Transcribe each entry below exactly. Pictures do not go in the copy.

■ **Given records**

========

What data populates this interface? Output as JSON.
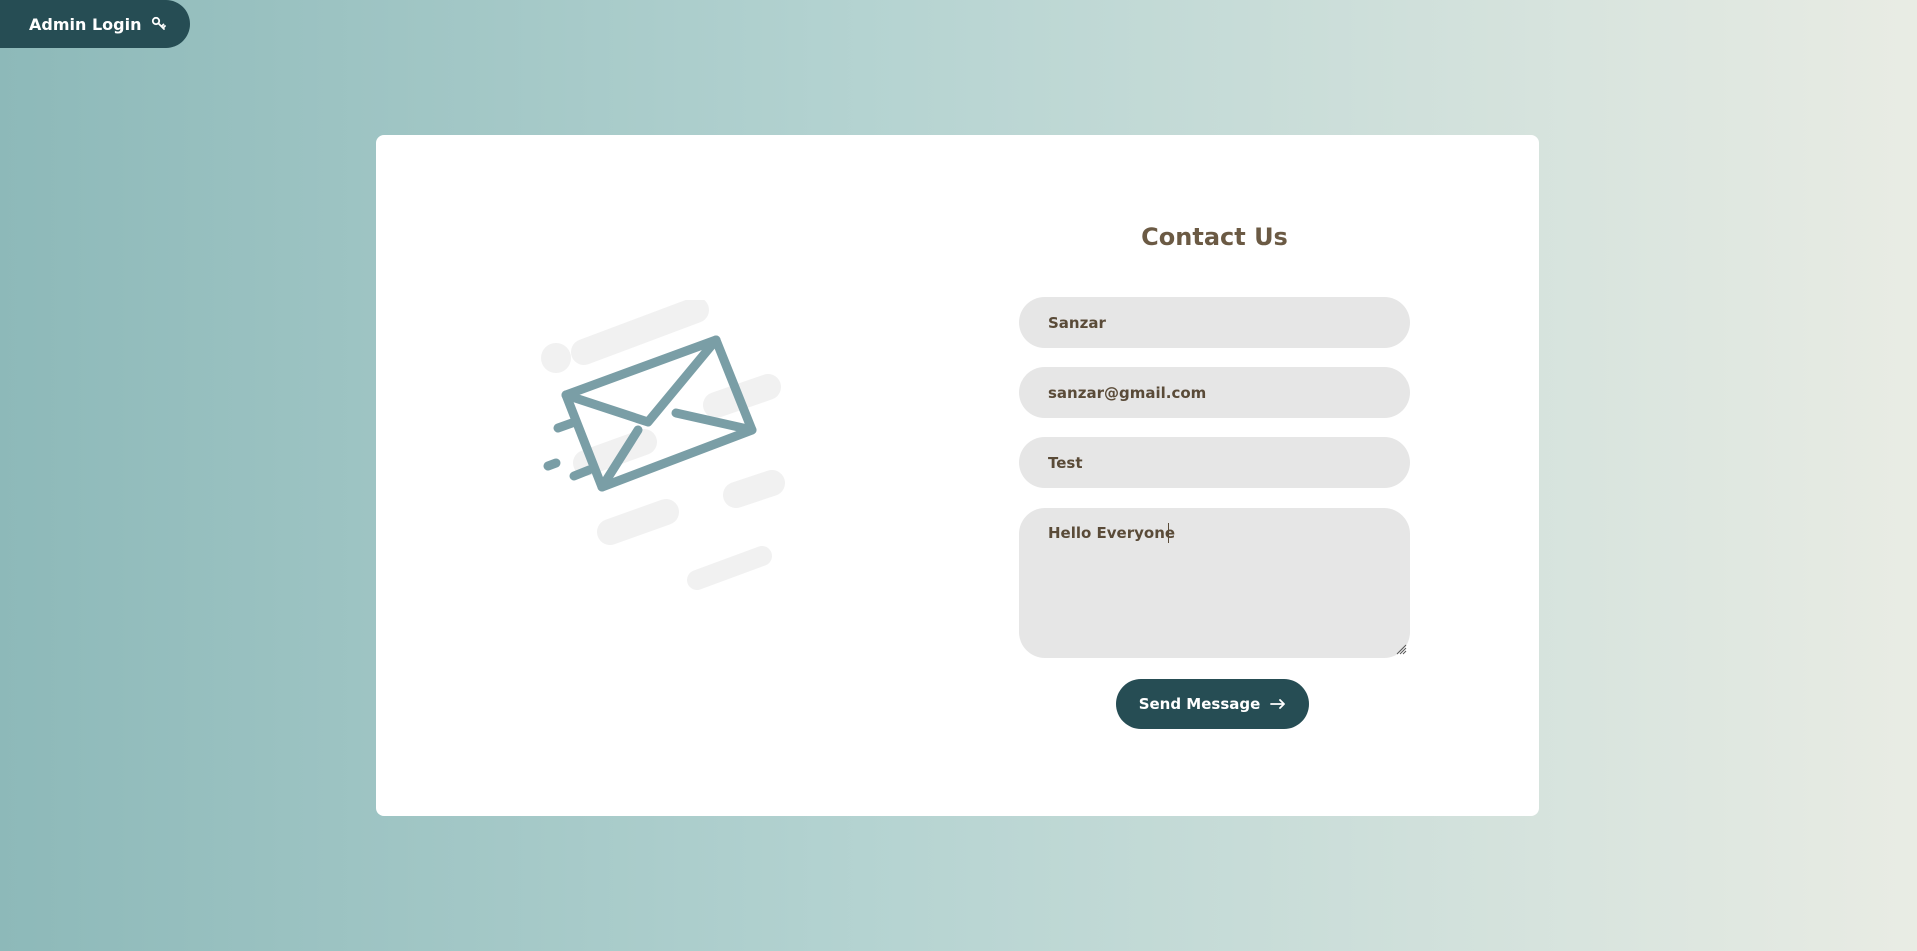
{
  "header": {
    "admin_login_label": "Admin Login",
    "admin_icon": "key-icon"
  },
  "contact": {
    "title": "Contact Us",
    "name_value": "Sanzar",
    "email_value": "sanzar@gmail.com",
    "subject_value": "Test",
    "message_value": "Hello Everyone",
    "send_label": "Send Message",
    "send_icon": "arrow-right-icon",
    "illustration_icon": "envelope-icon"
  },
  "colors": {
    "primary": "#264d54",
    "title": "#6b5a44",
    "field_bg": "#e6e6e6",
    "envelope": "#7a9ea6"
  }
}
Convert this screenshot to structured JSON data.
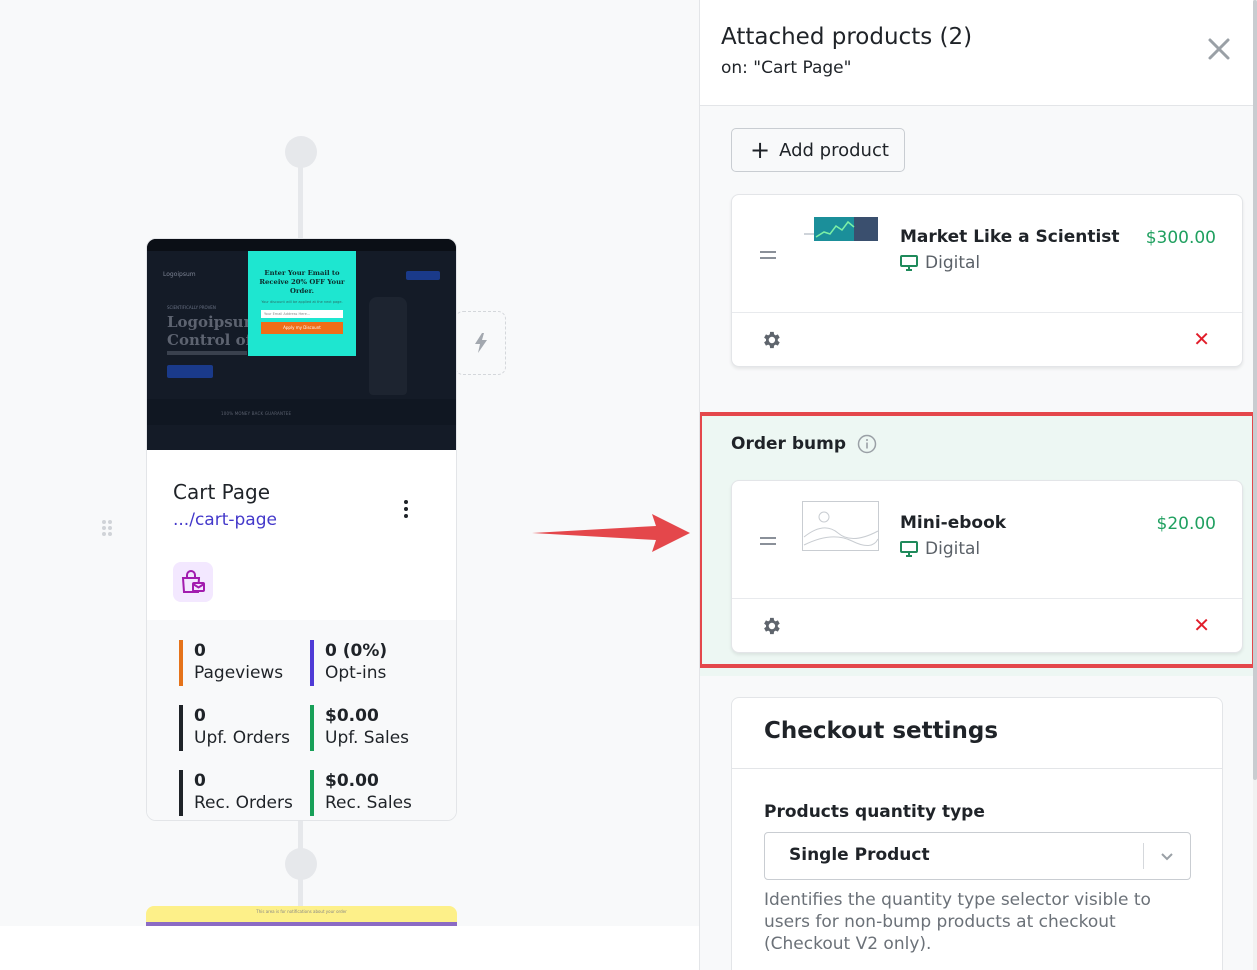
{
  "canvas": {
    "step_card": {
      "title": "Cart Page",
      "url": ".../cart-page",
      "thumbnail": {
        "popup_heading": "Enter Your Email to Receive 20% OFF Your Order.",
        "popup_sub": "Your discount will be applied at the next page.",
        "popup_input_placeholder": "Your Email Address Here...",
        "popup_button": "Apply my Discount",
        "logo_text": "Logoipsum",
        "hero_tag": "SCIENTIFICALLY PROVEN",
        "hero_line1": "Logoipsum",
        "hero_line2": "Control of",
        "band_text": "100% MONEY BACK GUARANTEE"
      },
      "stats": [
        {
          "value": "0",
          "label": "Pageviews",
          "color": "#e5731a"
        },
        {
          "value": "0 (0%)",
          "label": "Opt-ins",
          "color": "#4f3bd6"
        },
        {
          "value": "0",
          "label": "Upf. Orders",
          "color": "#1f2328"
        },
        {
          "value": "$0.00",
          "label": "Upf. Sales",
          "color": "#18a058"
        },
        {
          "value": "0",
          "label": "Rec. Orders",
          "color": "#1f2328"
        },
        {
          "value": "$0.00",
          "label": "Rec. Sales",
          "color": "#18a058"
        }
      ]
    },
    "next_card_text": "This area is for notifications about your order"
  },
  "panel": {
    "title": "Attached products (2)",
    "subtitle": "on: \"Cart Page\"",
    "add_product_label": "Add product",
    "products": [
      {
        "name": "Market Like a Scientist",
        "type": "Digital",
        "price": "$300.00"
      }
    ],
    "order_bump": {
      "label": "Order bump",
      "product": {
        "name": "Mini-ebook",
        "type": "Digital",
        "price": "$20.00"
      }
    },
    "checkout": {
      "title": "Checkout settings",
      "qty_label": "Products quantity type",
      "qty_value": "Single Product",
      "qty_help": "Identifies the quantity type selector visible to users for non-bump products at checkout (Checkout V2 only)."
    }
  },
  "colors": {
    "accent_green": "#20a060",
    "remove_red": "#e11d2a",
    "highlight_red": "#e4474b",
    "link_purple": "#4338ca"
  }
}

========

■ **The solution**
What data populates this interface? Output as JSON.
{
  "header": {
    "admin_login_label": "Admin Login",
    "admin_icon": "key-icon"
  },
  "contact": {
    "title": "Contact Us",
    "name_value": "Sanzar",
    "email_value": "sanzar@gmail.com",
    "subject_value": "Test",
    "message_value": "Hello Everyone",
    "send_label": "Send Message",
    "send_icon": "arrow-right-icon",
    "illustration_icon": "envelope-icon"
  },
  "colors": {
    "primary": "#264d54",
    "title": "#6b5a44",
    "field_bg": "#e6e6e6",
    "envelope": "#7a9ea6"
  }
}
Convert this screenshot to structured JSON data.
{
  "canvas": {
    "step_card": {
      "title": "Cart Page",
      "url": ".../cart-page",
      "thumbnail": {
        "popup_heading": "Enter Your Email to Receive 20% OFF Your Order.",
        "popup_sub": "Your discount will be applied at the next page.",
        "popup_input_placeholder": "Your Email Address Here...",
        "popup_button": "Apply my Discount",
        "logo_text": "Logoipsum",
        "hero_tag": "SCIENTIFICALLY PROVEN",
        "hero_line1": "Logoipsum",
        "hero_line2": "Control of",
        "band_text": "100% MONEY BACK GUARANTEE"
      },
      "stats": [
        {
          "value": "0",
          "label": "Pageviews",
          "color": "#e5731a"
        },
        {
          "value": "0 (0%)",
          "label": "Opt-ins",
          "color": "#4f3bd6"
        },
        {
          "value": "0",
          "label": "Upf. Orders",
          "color": "#1f2328"
        },
        {
          "value": "$0.00",
          "label": "Upf. Sales",
          "color": "#18a058"
        },
        {
          "value": "0",
          "label": "Rec. Orders",
          "color": "#1f2328"
        },
        {
          "value": "$0.00",
          "label": "Rec. Sales",
          "color": "#18a058"
        }
      ]
    },
    "next_card_text": "This area is for notifications about your order"
  },
  "panel": {
    "title": "Attached products (2)",
    "subtitle": "on: \"Cart Page\"",
    "add_product_label": "Add product",
    "products": [
      {
        "name": "Market Like a Scientist",
        "type": "Digital",
        "price": "$300.00"
      }
    ],
    "order_bump": {
      "label": "Order bump",
      "product": {
        "name": "Mini-ebook",
        "type": "Digital",
        "price": "$20.00"
      }
    },
    "checkout": {
      "title": "Checkout settings",
      "qty_label": "Products quantity type",
      "qty_value": "Single Product",
      "qty_help": "Identifies the quantity type selector visible to users for non-bump products at checkout (Checkout V2 only)."
    }
  },
  "colors": {
    "accent_green": "#20a060",
    "remove_red": "#e11d2a",
    "highlight_red": "#e4474b",
    "link_purple": "#4338ca"
  }
}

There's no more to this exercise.